The records:
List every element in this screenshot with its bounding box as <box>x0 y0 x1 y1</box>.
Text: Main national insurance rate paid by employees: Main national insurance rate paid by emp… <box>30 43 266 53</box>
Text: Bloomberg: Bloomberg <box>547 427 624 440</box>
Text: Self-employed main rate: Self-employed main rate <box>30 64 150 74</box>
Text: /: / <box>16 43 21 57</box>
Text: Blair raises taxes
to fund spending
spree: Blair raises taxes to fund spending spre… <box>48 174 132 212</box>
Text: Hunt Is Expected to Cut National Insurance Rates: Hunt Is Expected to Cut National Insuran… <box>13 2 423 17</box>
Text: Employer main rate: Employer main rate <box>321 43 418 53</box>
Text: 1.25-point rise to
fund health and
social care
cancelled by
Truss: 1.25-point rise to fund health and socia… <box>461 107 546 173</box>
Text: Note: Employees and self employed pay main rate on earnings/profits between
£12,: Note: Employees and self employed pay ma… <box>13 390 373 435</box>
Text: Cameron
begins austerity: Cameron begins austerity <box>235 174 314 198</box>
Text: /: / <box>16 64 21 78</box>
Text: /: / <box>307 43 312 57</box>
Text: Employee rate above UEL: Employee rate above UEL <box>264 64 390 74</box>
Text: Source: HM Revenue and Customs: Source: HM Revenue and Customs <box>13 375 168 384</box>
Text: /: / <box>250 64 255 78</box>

Set task: Copy out every one of the lines above word for word, keeping them in the same order.

Final result:
List every element in this screenshot with its bounding box as <box>x0 y0 x1 y1</box>.
Text: Main national insurance rate paid by employees: Main national insurance rate paid by emp… <box>30 43 266 53</box>
Text: Bloomberg: Bloomberg <box>547 427 624 440</box>
Text: Self-employed main rate: Self-employed main rate <box>30 64 150 74</box>
Text: /: / <box>16 43 21 57</box>
Text: Blair raises taxes
to fund spending
spree: Blair raises taxes to fund spending spre… <box>48 174 132 212</box>
Text: Hunt Is Expected to Cut National Insurance Rates: Hunt Is Expected to Cut National Insuran… <box>13 2 423 17</box>
Text: Employer main rate: Employer main rate <box>321 43 418 53</box>
Text: 1.25-point rise to
fund health and
social care
cancelled by
Truss: 1.25-point rise to fund health and socia… <box>461 107 546 173</box>
Text: Note: Employees and self employed pay main rate on earnings/profits between
£12,: Note: Employees and self employed pay ma… <box>13 390 373 435</box>
Text: Cameron
begins austerity: Cameron begins austerity <box>235 174 314 198</box>
Text: /: / <box>16 64 21 78</box>
Text: /: / <box>307 43 312 57</box>
Text: Employee rate above UEL: Employee rate above UEL <box>264 64 390 74</box>
Text: Source: HM Revenue and Customs: Source: HM Revenue and Customs <box>13 375 168 384</box>
Text: /: / <box>250 64 255 78</box>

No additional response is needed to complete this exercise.